'''

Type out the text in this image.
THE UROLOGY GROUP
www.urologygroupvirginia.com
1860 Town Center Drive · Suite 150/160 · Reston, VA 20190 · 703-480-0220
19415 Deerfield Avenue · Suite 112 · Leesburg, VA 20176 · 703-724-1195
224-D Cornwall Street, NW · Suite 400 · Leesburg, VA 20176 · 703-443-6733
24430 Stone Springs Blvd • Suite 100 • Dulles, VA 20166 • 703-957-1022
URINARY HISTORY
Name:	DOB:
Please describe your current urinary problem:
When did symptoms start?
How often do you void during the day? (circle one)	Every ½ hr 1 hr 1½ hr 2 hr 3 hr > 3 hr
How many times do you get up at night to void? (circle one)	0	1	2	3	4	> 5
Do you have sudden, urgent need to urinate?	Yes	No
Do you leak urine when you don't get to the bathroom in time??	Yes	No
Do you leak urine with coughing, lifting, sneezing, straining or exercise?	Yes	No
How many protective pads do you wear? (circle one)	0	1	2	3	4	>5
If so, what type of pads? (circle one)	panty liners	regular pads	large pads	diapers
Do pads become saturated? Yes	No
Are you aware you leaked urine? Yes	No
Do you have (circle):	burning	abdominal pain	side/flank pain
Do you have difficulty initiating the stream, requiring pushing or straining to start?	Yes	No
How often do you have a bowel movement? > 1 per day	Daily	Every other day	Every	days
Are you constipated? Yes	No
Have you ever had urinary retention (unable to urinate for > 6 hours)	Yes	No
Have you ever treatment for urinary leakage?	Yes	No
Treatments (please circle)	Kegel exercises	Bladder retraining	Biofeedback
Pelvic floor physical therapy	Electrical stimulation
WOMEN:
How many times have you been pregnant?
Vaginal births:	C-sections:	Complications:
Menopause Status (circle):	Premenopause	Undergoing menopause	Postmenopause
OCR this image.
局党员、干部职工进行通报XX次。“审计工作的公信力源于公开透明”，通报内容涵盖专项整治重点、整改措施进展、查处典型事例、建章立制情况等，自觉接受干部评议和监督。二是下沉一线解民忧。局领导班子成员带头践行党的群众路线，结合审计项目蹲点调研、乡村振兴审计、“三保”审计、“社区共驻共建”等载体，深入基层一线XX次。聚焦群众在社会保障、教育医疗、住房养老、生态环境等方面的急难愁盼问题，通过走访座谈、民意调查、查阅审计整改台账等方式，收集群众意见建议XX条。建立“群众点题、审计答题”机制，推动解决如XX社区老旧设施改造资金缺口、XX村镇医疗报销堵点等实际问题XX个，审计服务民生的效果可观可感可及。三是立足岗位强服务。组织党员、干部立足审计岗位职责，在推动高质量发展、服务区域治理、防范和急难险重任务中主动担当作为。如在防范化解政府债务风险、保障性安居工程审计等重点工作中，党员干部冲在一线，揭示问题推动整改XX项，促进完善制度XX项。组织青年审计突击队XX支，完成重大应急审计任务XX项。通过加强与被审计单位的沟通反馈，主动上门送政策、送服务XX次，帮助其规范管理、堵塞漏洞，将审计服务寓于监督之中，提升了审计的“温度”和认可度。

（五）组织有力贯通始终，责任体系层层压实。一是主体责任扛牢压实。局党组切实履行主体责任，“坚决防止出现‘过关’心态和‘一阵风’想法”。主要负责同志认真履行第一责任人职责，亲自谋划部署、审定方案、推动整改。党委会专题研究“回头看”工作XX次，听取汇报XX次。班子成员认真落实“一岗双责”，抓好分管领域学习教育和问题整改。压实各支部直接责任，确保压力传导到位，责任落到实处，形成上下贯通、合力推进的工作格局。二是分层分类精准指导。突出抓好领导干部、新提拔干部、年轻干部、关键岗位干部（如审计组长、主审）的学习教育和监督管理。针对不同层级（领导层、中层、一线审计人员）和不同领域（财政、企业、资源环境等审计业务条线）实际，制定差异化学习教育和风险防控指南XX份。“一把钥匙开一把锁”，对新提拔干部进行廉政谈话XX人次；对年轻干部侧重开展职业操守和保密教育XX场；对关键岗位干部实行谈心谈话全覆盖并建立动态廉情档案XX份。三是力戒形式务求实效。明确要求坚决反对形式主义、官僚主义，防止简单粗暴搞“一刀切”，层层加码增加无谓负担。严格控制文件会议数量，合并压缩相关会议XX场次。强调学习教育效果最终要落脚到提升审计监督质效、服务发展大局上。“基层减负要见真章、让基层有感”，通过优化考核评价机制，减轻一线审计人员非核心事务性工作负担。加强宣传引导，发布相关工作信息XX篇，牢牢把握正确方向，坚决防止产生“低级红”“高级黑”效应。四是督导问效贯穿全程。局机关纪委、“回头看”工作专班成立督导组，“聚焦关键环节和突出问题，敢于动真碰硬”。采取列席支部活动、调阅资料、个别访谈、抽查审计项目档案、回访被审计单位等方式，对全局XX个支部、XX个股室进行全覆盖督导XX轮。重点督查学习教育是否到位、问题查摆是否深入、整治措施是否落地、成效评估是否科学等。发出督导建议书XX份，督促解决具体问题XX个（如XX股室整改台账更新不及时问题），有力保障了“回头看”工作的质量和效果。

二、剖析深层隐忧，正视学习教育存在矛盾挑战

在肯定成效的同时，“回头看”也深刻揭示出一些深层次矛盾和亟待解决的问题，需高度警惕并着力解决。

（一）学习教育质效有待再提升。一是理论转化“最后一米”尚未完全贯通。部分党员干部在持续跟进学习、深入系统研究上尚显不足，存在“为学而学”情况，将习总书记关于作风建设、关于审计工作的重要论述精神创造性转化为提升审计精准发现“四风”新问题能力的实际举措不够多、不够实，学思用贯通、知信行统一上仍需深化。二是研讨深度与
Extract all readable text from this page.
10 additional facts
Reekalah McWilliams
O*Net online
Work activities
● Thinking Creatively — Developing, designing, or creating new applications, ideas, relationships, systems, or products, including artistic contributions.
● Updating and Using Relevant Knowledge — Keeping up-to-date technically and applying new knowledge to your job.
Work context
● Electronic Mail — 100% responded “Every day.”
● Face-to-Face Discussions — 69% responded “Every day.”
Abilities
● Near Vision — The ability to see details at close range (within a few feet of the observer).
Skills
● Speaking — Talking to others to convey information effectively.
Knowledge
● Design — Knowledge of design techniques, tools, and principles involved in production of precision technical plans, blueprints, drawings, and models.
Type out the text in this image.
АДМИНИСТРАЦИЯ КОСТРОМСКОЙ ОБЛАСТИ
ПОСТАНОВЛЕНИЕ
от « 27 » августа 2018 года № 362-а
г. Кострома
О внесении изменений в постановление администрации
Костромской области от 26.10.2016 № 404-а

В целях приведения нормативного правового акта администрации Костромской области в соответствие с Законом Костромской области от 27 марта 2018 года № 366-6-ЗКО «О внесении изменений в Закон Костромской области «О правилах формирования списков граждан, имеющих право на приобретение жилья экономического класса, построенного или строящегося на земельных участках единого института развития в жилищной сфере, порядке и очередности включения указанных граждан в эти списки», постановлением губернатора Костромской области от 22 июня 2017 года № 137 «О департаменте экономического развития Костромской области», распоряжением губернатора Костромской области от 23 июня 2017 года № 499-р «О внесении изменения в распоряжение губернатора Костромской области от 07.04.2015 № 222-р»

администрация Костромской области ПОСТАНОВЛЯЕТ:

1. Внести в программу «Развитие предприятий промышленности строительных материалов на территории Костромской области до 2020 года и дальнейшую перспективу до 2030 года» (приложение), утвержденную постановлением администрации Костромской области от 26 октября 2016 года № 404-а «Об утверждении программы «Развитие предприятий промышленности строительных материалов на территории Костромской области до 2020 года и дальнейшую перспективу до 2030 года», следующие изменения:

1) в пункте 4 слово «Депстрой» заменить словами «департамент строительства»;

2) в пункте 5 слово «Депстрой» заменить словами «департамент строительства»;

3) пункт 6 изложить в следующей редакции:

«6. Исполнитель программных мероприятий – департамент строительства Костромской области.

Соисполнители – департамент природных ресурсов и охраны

'''

* WORK TO COMPLETE
Show all lines from the listing above in which "Депстрой" appears.

* THE OUTPUT
1) в пункте 4 слово «Депстрой» заменить словами «департамент строительства»;
2) в пункте 5 слово «Депстрой» заменить словами «департамент строительства»;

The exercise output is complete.